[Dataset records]
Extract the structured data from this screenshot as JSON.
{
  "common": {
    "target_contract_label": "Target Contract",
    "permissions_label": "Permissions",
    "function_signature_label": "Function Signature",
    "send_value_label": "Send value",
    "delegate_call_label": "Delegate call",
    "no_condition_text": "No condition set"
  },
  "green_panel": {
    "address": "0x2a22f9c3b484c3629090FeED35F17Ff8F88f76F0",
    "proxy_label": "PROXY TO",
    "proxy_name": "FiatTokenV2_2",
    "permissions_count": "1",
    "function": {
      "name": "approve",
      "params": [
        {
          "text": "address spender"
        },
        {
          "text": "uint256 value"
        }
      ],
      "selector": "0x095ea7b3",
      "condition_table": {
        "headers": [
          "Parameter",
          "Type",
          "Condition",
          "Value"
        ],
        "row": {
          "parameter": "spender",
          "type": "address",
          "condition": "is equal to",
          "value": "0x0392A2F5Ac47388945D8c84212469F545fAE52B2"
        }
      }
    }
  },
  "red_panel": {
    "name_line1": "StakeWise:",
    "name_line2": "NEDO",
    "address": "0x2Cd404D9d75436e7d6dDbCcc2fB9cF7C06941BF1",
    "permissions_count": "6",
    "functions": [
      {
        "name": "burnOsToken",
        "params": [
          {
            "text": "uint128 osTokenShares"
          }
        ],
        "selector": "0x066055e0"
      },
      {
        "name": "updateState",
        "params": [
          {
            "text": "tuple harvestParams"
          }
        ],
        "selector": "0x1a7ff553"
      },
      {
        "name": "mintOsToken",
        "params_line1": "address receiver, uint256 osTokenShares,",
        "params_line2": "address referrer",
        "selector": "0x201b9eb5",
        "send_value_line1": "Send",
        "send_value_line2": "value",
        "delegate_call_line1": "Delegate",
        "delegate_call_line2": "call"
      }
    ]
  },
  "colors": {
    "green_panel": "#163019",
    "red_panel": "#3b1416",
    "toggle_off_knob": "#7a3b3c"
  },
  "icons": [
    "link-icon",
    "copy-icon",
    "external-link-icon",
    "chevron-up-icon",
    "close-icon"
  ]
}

DIRECTIVE:
Using the listing above, retype each line exactly.

TASK ANSWER:
Extract the structured data from this screenshot as JSON.
{
  "common": {
    "target_contract_label": "Target Contract",
    "permissions_label": "Permissions",
    "function_signature_label": "Function Signature",
    "send_value_label": "Send value",
    "delegate_call_label": "Delegate call",
    "no_condition_text": "No condition set"
  },
  "green_panel": {
    "address": "0x2a22f9c3b484c3629090FeED35F17Ff8F88f76F0",
    "proxy_label": "PROXY TO",
    "proxy_name": "FiatTokenV2_2",
    "permissions_count": "1",
    "function": {
      "name": "approve",
      "params": [
        {
          "text": "address spender"
        },
        {
          "text": "uint256 value"
        }
      ],
      "selector": "0x095ea7b3",
      "condition_table": {
        "headers": [
          "Parameter",
          "Type",
          "Condition",
          "Value"
        ],
        "row": {
          "parameter": "spender",
          "type": "address",
          "condition": "is equal to",
          "value": "0x0392A2F5Ac47388945D8c84212469F545fAE52B2"
        }
      }
    }
  },
  "red_panel": {
    "name_line1": "StakeWise:",
    "name_line2": "NEDO",
    "address": "0x2Cd404D9d75436e7d6dDbCcc2fB9cF7C06941BF1",
    "permissions_count": "6",
    "functions": [
      {
        "name": "burnOsToken",
        "params": [
          {
            "text": "uint128 osTokenShares"
          }
        ],
        "selector": "0x066055e0"
      },
      {
        "name": "updateState",
        "params": [
          {
            "text": "tuple harvestParams"
          }
        ],
        "selector": "0x1a7ff553"
      },
      {
        "name": "mintOsToken",
        "params_line1": "address receiver, uint256 osTokenShares,",
        "params_line2": "address referrer",
        "selector": "0x201b9eb5",
        "send_value_line1": "Send",
        "send_value_line2": "value",
        "delegate_call_line1": "Delegate",
        "delegate_call_line2": "call"
      }
    ]
  },
  "colors": {
    "green_panel": "#163019",
    "red_panel": "#3b1416",
    "toggle_off_knob": "#7a3b3c"
  },
  "icons": [
    "link-icon",
    "copy-icon",
    "external-link-icon",
    "chevron-up-icon",
    "close-icon"
  ]
}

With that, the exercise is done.